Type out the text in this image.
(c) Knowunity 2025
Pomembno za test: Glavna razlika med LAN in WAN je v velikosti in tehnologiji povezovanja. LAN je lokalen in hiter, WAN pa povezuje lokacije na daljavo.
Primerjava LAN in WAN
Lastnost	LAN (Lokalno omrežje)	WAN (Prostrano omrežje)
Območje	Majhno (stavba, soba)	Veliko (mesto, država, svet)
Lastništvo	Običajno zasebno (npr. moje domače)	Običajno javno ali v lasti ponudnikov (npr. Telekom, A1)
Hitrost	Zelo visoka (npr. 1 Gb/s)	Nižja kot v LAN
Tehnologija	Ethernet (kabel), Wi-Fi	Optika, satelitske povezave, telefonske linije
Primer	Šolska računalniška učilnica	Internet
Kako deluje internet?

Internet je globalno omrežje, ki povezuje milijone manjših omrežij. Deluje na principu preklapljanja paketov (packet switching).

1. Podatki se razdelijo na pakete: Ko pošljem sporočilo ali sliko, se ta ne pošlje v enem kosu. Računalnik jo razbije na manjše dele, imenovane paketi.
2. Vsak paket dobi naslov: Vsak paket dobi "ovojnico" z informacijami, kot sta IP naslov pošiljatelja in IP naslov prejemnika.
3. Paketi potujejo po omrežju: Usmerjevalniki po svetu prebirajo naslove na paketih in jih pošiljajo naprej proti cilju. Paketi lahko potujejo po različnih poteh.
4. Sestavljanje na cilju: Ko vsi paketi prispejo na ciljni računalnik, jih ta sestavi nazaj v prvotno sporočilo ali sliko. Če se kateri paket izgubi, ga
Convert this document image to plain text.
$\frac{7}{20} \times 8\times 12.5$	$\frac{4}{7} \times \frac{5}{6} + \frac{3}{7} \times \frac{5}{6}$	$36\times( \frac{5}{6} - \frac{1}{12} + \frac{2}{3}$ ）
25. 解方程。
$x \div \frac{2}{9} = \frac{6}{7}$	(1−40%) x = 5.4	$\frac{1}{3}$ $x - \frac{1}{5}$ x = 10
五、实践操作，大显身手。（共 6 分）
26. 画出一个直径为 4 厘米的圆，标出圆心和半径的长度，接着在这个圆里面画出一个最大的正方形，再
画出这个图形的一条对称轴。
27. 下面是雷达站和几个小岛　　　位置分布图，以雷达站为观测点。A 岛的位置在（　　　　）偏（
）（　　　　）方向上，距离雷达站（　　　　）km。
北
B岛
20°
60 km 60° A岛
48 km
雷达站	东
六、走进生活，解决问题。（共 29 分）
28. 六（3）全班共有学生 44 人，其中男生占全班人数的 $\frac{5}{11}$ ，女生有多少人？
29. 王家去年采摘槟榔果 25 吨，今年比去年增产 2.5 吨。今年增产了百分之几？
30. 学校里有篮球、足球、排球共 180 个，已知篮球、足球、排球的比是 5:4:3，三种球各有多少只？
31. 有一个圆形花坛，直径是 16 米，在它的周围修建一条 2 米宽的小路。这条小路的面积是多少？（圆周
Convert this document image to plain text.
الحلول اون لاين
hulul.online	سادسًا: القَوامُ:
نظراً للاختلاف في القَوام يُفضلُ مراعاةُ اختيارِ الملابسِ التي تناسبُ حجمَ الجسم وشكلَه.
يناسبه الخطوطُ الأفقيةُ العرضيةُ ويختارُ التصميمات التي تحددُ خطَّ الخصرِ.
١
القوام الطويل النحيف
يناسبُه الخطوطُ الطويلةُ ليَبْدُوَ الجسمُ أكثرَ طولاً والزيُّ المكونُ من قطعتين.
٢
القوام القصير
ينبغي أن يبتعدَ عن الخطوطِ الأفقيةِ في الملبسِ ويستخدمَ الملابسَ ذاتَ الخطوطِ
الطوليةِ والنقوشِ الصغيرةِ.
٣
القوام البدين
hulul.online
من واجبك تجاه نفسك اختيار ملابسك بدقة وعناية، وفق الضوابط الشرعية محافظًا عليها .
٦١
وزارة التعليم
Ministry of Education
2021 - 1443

########################################

» **Aim**
Make an exact copy of every entry.

» **Reply to the exercise**
Type out the text in this image.
(c) Knowunity 2025
Pomembno za test: Glavna razlika med LAN in WAN je v velikosti in tehnologiji povezovanja. LAN je lokalen in hiter, WAN pa povezuje lokacije na daljavo.
Primerjava LAN in WAN
Lastnost	LAN (Lokalno omrežje)	WAN (Prostrano omrežje)
Območje	Majhno (stavba, soba)	Veliko (mesto, država, svet)
Lastništvo	Običajno zasebno (npr. moje domače)	Običajno javno ali v lasti ponudnikov (npr. Telekom, A1)
Hitrost	Zelo visoka (npr. 1 Gb/s)	Nižja kot v LAN
Tehnologija	Ethernet (kabel), Wi-Fi	Optika, satelitske povezave, telefonske linije
Primer	Šolska računalniška učilnica	Internet
Kako deluje internet?

Internet je globalno omrežje, ki povezuje milijone manjših omrežij. Deluje na principu preklapljanja paketov (packet switching).

1. Podatki se razdelijo na pakete: Ko pošljem sporočilo ali sliko, se ta ne pošlje v enem kosu. Računalnik jo razbije na manjše dele, imenovane paketi.
2. Vsak paket dobi naslov: Vsak paket dobi "ovojnico" z informacijami, kot sta IP naslov pošiljatelja in IP naslov prejemnika.
3. Paketi potujejo po omrežju: Usmerjevalniki po svetu prebirajo naslove na paketih in jih pošiljajo naprej proti cilju. Paketi lahko potujejo po različnih poteh.
4. Sestavljanje na cilju: Ko vsi paketi prispejo na ciljni računalnik, jih ta sestavi nazaj v prvotno sporočilo ali sliko. Če se kateri paket izgubi, ga
Convert this document image to plain text.
$\frac{7}{20} \times 8\times 12.5$	$\frac{4}{7} \times \frac{5}{6} + \frac{3}{7} \times \frac{5}{6}$	$36\times( \frac{5}{6} - \frac{1}{12} + \frac{2}{3}$ ）
25. 解方程。
$x \div \frac{2}{9} = \frac{6}{7}$	(1−40%) x = 5.4	$\frac{1}{3}$ $x - \frac{1}{5}$ x = 10
五、实践操作，大显身手。（共 6 分）
26. 画出一个直径为 4 厘米的圆，标出圆心和半径的长度，接着在这个圆里面画出一个最大的正方形，再
画出这个图形的一条对称轴。
27. 下面是雷达站和几个小岛　　　位置分布图，以雷达站为观测点。A 岛的位置在（　　　　）偏（
）（　　　　）方向上，距离雷达站（　　　　）km。
北
B岛
20°
60 km 60° A岛
48 km
雷达站	东
六、走进生活，解决问题。（共 29 分）
28. 六（3）全班共有学生 44 人，其中男生占全班人数的 $\frac{5}{11}$ ，女生有多少人？
29. 王家去年采摘槟榔果 25 吨，今年比去年增产 2.5 吨。今年增产了百分之几？
30. 学校里有篮球、足球、排球共 180 个，已知篮球、足球、排球的比是 5:4:3，三种球各有多少只？
31. 有一个圆形花坛，直径是 16 米，在它的周围修建一条 2 米宽的小路。这条小路的面积是多少？（圆周
Convert this document image to plain text.
الحلول اون لاين
hulul.online	سادسًا: القَوامُ:
نظراً للاختلاف في القَوام يُفضلُ مراعاةُ اختيارِ الملابسِ التي تناسبُ حجمَ الجسم وشكلَه.
يناسبه الخطوطُ الأفقيةُ العرضيةُ ويختارُ التصميمات التي تحددُ خطَّ الخصرِ.
١
القوام الطويل النحيف
يناسبُه الخطوطُ الطويلةُ ليَبْدُوَ الجسمُ أكثرَ طولاً والزيُّ المكونُ من قطعتين.
٢
القوام القصير
ينبغي أن يبتعدَ عن الخطوطِ الأفقيةِ في الملبسِ ويستخدمَ الملابسَ ذاتَ الخطوطِ
الطوليةِ والنقوشِ الصغيرةِ.
٣
القوام البدين
hulul.online
من واجبك تجاه نفسك اختيار ملابسك بدقة وعناية، وفق الضوابط الشرعية محافظًا عليها .
٦١
وزارة التعليم
Ministry of Education
2021 - 1443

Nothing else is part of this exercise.